## [Your objective]
Transcribe all the records exactly and omit any images they hold.

# # #

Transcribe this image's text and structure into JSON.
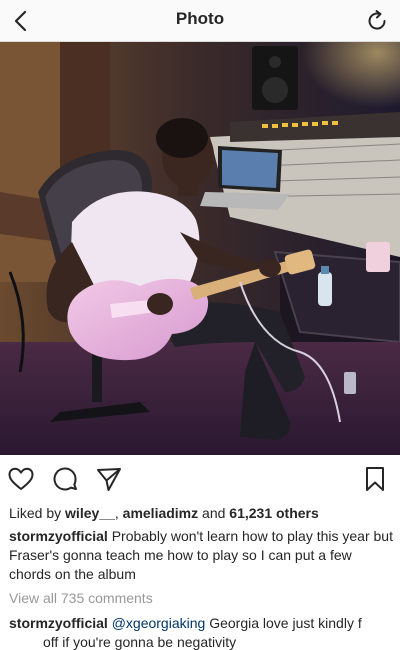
{
  "header": {
    "title": "Photo",
    "back_icon": "chevron-left-icon",
    "refresh_icon": "refresh-icon"
  },
  "post": {
    "image_icon": "photo",
    "actions": {
      "like_icon": "heart-icon",
      "comment_icon": "comment-icon",
      "share_icon": "send-icon",
      "save_icon": "bookmark-icon"
    },
    "likes": {
      "prefix": "Liked by ",
      "user1": "wiley__",
      "separator": ", ",
      "user2": "ameliadimz",
      "middle": " and ",
      "count": "61,231 others"
    },
    "caption": {
      "username": "stormzyofficial",
      "text": "Probably won't learn how to play this year but Fraser's gonna teach me how to play so I can put a few chords on the album"
    },
    "view_all_comments": "View all 735 comments",
    "comments": [
      {
        "username": "stormzyofficial",
        "mention": "@xgeorgiaking",
        "text_part1": "Georgia love just kindly f",
        "text_part2": "off if you're gonna be negativity"
      }
    ]
  },
  "colors": {
    "link": "#003569",
    "muted": "#999999",
    "text": "#262626"
  }
}
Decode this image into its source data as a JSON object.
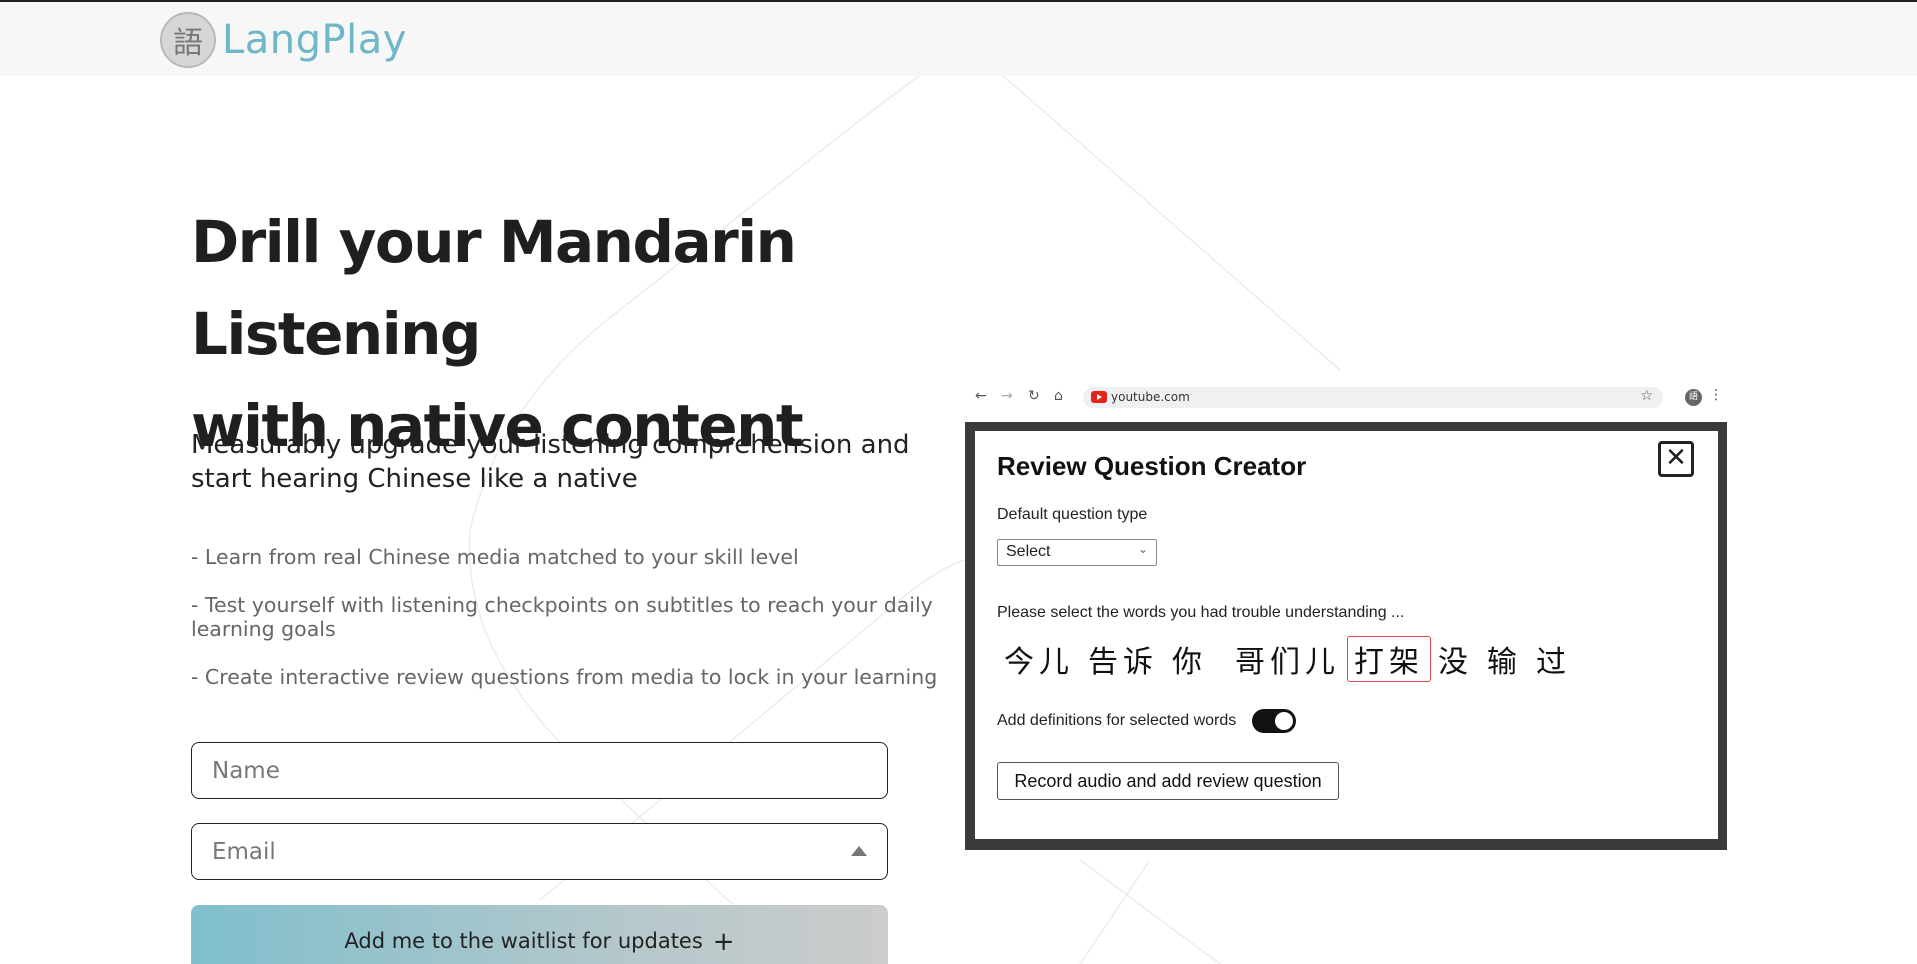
{
  "header": {
    "logo_glyph": "語",
    "brand_name": "LangPlay"
  },
  "hero": {
    "title_line1": "Drill your Mandarin Listening",
    "title_line2": "with native content",
    "subtitle": "Measurably upgrade your listening comprehension and start hearing Chinese like a native",
    "bullets": [
      "- Learn from real Chinese media matched to your skill level",
      "- Test yourself with listening checkpoints on subtitles to reach your daily learning goals",
      "- Create interactive review questions from media to lock in your learning"
    ]
  },
  "form": {
    "name_placeholder": "Name",
    "email_placeholder": "Email",
    "submit_label": "Add me to the waitlist for updates",
    "submit_icon": "+"
  },
  "browser_mock": {
    "url": "youtube.com",
    "ext_glyph": "語"
  },
  "dialog": {
    "title": "Review Question Creator",
    "close_glyph": "✕",
    "question_type_label": "Default question type",
    "question_type_value": "Select",
    "words_prompt": "Please select the words you had trouble understanding ...",
    "words": [
      {
        "text": "今儿",
        "selected": false
      },
      {
        "text": "告诉",
        "selected": false
      },
      {
        "text": "你",
        "selected": false
      },
      {
        "text": "哥们儿",
        "selected": false
      },
      {
        "text": "打架",
        "selected": true
      },
      {
        "text": "没",
        "selected": false
      },
      {
        "text": "输",
        "selected": false
      },
      {
        "text": "过",
        "selected": false
      }
    ],
    "definitions_toggle_label": "Add definitions for selected words",
    "definitions_toggle_on": true,
    "record_button_label": "Record audio and add review question"
  },
  "colors": {
    "brand": "#6fb7c6",
    "selected_word_border": "#d94a4a",
    "toggle_on": "#111111"
  }
}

# # #

## [Result]
Transcribe this image's text and structure into JSON.
{
  "header": {
    "title": "Photo",
    "back_icon": "chevron-left-icon",
    "refresh_icon": "refresh-icon"
  },
  "post": {
    "image_icon": "photo",
    "actions": {
      "like_icon": "heart-icon",
      "comment_icon": "comment-icon",
      "share_icon": "send-icon",
      "save_icon": "bookmark-icon"
    },
    "likes": {
      "prefix": "Liked by ",
      "user1": "wiley__",
      "separator": ", ",
      "user2": "ameliadimz",
      "middle": " and ",
      "count": "61,231 others"
    },
    "caption": {
      "username": "stormzyofficial",
      "text": "Probably won't learn how to play this year but Fraser's gonna teach me how to play so I can put a few chords on the album"
    },
    "view_all_comments": "View all 735 comments",
    "comments": [
      {
        "username": "stormzyofficial",
        "mention": "@xgeorgiaking",
        "text_part1": "Georgia love just kindly f",
        "text_part2": "off if you're gonna be negativity"
      }
    ]
  },
  "colors": {
    "link": "#003569",
    "muted": "#999999",
    "text": "#262626"
  }
}
Decode this image into its source data as a JSON object.
{
  "header": {
    "logo_glyph": "語",
    "brand_name": "LangPlay"
  },
  "hero": {
    "title_line1": "Drill your Mandarin Listening",
    "title_line2": "with native content",
    "subtitle": "Measurably upgrade your listening comprehension and start hearing Chinese like a native",
    "bullets": [
      "- Learn from real Chinese media matched to your skill level",
      "- Test yourself with listening checkpoints on subtitles to reach your daily learning goals",
      "- Create interactive review questions from media to lock in your learning"
    ]
  },
  "form": {
    "name_placeholder": "Name",
    "email_placeholder": "Email",
    "submit_label": "Add me to the waitlist for updates",
    "submit_icon": "+"
  },
  "browser_mock": {
    "url": "youtube.com",
    "ext_glyph": "語"
  },
  "dialog": {
    "title": "Review Question Creator",
    "close_glyph": "✕",
    "question_type_label": "Default question type",
    "question_type_value": "Select",
    "words_prompt": "Please select the words you had trouble understanding ...",
    "words": [
      {
        "text": "今儿",
        "selected": false
      },
      {
        "text": "告诉",
        "selected": false
      },
      {
        "text": "你",
        "selected": false
      },
      {
        "text": "哥们儿",
        "selected": false
      },
      {
        "text": "打架",
        "selected": true
      },
      {
        "text": "没",
        "selected": false
      },
      {
        "text": "输",
        "selected": false
      },
      {
        "text": "过",
        "selected": false
      }
    ],
    "definitions_toggle_label": "Add definitions for selected words",
    "definitions_toggle_on": true,
    "record_button_label": "Record audio and add review question"
  },
  "colors": {
    "brand": "#6fb7c6",
    "selected_word_border": "#d94a4a",
    "toggle_on": "#111111"
  }
}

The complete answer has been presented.